▶ [Exercise description]: Copy all lines in which the word "JSON" can be found.
--- begin Exercise input ---
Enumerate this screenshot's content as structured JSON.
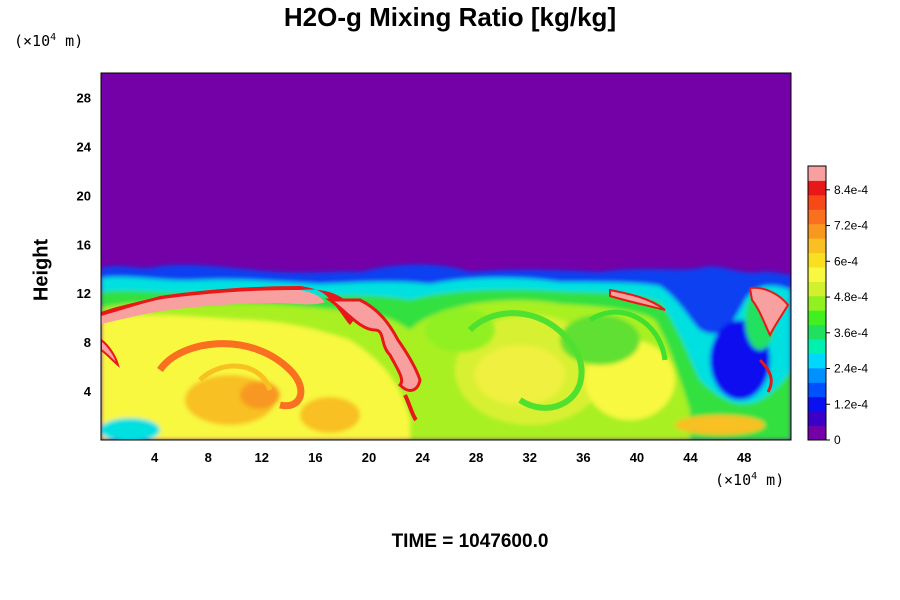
{
  "chart_data": {
    "type": "heatmap",
    "title": "H2O-g Mixing Ratio [kg/kg]",
    "ylabel": "Height",
    "xlabel": "",
    "x_unit": {
      "prefix": "(×10",
      "exp": "4",
      "suffix": " m)"
    },
    "y_unit": {
      "prefix": "(×10",
      "exp": "4",
      "suffix": " m)"
    },
    "footer": "TIME = 1047600.0",
    "xlim": [
      0,
      51.5
    ],
    "ylim": [
      0,
      30
    ],
    "x_ticks": [
      "4",
      "8",
      "12",
      "16",
      "20",
      "24",
      "28",
      "32",
      "36",
      "40",
      "44",
      "48"
    ],
    "y_ticks": [
      "4",
      "8",
      "12",
      "16",
      "20",
      "24",
      "28"
    ],
    "colorbar": {
      "range": [
        0,
        0.00092
      ],
      "labels": [
        "0",
        "1.2e-4",
        "2.4e-4",
        "3.6e-4",
        "4.8e-4",
        "6e-4",
        "7.2e-4",
        "8.4e-4"
      ],
      "label_values": [
        0,
        0.00012,
        0.00024,
        0.00036,
        0.00048,
        0.0006,
        0.00072,
        0.00084
      ],
      "colors": [
        "#7400a8",
        "#3a00c8",
        "#0a10f0",
        "#0050ff",
        "#0090ff",
        "#00d8ff",
        "#00f0b0",
        "#20e060",
        "#40f020",
        "#90f020",
        "#d0f030",
        "#f8f840",
        "#f8e020",
        "#f8c020",
        "#f89820",
        "#f87020",
        "#f84818",
        "#e81818",
        "#f8a0a0"
      ]
    },
    "field_description": "dry air (~0) above ~13 km; moist layer 6-8.4e-4 kg/kg below with eddies; saturated (>8.4e-4) filaments near 12 km (x 2-16) and descending near x 17-24"
  }
}
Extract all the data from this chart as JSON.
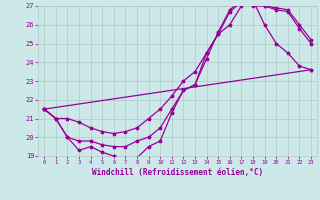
{
  "xlabel": "Windchill (Refroidissement éolien,°C)",
  "bg_color": "#cce8e8",
  "grid_color": "#b0c8c8",
  "line_color": "#990099",
  "xlim": [
    -0.5,
    23.5
  ],
  "ylim": [
    19,
    27
  ],
  "yticks": [
    19,
    20,
    21,
    22,
    23,
    24,
    25,
    26,
    27
  ],
  "xticks": [
    0,
    1,
    2,
    3,
    4,
    5,
    6,
    7,
    8,
    9,
    10,
    11,
    12,
    13,
    14,
    15,
    16,
    17,
    18,
    19,
    20,
    21,
    22,
    23
  ],
  "curve1_x": [
    0,
    1,
    2,
    3,
    4,
    5,
    6,
    7,
    8,
    9,
    10,
    11,
    12,
    13,
    14,
    15,
    16,
    17,
    18,
    19,
    20,
    21,
    22,
    23
  ],
  "curve1_y": [
    21.5,
    21.0,
    21.0,
    20.8,
    20.5,
    20.3,
    20.2,
    20.3,
    20.5,
    21.0,
    21.5,
    22.2,
    23.0,
    23.5,
    24.5,
    25.5,
    26.7,
    27.2,
    27.0,
    27.0,
    26.9,
    26.8,
    26.0,
    25.2
  ],
  "curve2_x": [
    0,
    1,
    2,
    3,
    4,
    5,
    6,
    7,
    8,
    9,
    10,
    11,
    12,
    13,
    14,
    15,
    16,
    17,
    18,
    19,
    20,
    21,
    22,
    23
  ],
  "curve2_y": [
    21.5,
    21.0,
    20.0,
    19.8,
    19.8,
    19.6,
    19.5,
    19.5,
    19.8,
    20.0,
    20.5,
    21.5,
    22.5,
    22.8,
    24.2,
    25.6,
    26.8,
    27.3,
    27.2,
    27.0,
    26.8,
    26.7,
    25.8,
    25.0
  ],
  "curve3_x": [
    0,
    1,
    2,
    3,
    4,
    5,
    6,
    7,
    8,
    9,
    10,
    11,
    12,
    13,
    14,
    15,
    16,
    17,
    18,
    19,
    20,
    21,
    22,
    23
  ],
  "curve3_y": [
    21.5,
    21.0,
    20.0,
    19.3,
    19.5,
    19.2,
    19.0,
    18.9,
    18.9,
    19.5,
    19.8,
    21.3,
    22.5,
    22.8,
    24.5,
    25.5,
    26.0,
    27.0,
    27.3,
    26.0,
    25.0,
    24.5,
    23.8,
    23.6
  ],
  "curve4_x": [
    0,
    23
  ],
  "curve4_y": [
    21.5,
    23.6
  ]
}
--- end Exercise input ---
▶ [Task output]:
Enumerate this screenshot's content as structured JSON.
Extract all the data from this chart as JSON.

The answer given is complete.